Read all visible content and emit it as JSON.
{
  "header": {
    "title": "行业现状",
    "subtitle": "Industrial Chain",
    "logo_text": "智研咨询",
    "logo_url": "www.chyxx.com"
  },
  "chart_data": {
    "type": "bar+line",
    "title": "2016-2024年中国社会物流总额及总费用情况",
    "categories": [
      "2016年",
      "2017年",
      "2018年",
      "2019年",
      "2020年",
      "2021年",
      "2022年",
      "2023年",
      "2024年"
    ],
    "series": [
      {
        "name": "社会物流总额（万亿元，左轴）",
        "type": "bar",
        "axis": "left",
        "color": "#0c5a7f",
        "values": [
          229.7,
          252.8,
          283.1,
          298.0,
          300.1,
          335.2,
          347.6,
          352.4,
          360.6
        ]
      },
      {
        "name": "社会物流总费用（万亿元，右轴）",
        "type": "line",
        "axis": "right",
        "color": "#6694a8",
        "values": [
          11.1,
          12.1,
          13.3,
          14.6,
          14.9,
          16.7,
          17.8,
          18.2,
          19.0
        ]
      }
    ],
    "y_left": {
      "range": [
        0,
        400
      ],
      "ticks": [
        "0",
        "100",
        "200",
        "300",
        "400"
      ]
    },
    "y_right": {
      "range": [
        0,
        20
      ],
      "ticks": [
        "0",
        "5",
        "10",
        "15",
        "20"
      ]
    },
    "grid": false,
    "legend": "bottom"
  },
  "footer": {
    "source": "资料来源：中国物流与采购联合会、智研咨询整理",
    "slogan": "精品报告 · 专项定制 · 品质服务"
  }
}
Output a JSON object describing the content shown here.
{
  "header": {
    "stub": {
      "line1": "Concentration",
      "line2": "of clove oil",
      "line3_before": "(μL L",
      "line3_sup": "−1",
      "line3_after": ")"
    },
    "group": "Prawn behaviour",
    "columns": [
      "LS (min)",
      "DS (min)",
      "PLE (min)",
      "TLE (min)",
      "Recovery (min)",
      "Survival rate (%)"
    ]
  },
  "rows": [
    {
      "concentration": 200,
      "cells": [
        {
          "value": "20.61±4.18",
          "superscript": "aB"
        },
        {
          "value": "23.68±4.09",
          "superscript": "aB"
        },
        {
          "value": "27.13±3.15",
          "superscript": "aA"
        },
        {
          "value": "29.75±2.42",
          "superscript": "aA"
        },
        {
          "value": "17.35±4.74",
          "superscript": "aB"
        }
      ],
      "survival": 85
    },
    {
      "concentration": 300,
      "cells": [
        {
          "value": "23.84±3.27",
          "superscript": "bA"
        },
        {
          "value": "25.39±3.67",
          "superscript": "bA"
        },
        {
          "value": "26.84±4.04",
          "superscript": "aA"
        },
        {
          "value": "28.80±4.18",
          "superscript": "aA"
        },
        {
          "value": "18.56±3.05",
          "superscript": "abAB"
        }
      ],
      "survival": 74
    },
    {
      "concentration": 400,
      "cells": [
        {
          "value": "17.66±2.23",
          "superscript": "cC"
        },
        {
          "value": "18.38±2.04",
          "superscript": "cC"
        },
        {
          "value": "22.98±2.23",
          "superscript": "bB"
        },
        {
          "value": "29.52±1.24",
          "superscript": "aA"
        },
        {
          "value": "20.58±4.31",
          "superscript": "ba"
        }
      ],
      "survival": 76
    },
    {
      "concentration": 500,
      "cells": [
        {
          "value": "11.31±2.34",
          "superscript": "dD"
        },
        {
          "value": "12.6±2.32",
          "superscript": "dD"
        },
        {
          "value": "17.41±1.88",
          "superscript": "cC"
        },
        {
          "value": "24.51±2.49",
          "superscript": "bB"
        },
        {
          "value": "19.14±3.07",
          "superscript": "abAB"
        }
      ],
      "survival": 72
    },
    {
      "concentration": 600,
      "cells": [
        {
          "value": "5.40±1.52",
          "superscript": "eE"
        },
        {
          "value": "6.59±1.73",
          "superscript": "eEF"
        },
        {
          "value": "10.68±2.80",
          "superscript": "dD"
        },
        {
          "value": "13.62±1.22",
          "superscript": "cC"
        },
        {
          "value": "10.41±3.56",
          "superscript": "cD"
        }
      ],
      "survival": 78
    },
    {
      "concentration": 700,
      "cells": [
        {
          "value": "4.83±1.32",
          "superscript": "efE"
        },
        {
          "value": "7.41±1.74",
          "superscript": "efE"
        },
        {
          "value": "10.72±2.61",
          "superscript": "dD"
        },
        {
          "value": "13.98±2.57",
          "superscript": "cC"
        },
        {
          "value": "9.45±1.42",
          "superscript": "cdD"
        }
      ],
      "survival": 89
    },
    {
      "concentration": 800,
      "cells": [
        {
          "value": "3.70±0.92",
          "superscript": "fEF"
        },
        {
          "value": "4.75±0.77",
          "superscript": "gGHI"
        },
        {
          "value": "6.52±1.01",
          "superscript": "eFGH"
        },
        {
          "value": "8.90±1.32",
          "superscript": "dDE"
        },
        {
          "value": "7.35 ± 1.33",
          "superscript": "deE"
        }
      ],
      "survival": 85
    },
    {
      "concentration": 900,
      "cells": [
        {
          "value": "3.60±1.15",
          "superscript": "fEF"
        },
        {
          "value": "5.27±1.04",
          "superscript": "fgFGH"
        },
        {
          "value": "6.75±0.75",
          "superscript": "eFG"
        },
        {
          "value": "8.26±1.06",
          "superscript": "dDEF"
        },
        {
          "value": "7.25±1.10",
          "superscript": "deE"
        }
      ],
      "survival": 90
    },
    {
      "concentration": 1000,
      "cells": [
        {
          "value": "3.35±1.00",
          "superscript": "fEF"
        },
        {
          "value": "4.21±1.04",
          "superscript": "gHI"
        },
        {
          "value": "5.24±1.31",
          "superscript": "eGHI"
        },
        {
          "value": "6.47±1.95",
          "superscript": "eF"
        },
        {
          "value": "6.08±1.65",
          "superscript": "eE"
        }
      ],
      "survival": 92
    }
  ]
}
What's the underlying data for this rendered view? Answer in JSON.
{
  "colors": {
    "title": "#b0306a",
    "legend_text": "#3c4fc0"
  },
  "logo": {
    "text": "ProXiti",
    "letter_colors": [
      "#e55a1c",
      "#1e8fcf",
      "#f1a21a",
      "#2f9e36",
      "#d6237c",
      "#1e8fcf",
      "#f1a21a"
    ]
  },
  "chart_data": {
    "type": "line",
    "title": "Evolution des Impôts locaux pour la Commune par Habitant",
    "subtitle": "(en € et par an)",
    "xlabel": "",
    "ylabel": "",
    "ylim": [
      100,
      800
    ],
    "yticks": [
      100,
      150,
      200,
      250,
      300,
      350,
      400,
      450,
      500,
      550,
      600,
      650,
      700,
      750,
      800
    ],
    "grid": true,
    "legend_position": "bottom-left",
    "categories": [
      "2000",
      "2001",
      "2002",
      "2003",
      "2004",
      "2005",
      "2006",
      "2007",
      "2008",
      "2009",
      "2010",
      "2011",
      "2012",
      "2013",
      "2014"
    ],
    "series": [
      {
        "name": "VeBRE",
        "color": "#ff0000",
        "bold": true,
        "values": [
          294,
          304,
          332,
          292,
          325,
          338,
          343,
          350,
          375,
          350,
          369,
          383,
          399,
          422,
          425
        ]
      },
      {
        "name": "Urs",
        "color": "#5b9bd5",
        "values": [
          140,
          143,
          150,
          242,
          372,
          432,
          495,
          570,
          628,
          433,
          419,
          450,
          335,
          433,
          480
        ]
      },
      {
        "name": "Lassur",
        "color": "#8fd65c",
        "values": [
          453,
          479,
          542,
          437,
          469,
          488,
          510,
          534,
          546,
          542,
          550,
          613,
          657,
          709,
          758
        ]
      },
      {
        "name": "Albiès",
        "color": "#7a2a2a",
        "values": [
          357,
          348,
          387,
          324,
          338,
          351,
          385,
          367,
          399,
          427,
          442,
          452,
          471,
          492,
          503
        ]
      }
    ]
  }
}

=-=-=-=-=

The request:
From the listing above, copy every line that includes the word "content".

Solution below:
Read all visible content and emit it as JSON.
Output a JSON object describing the content shown here.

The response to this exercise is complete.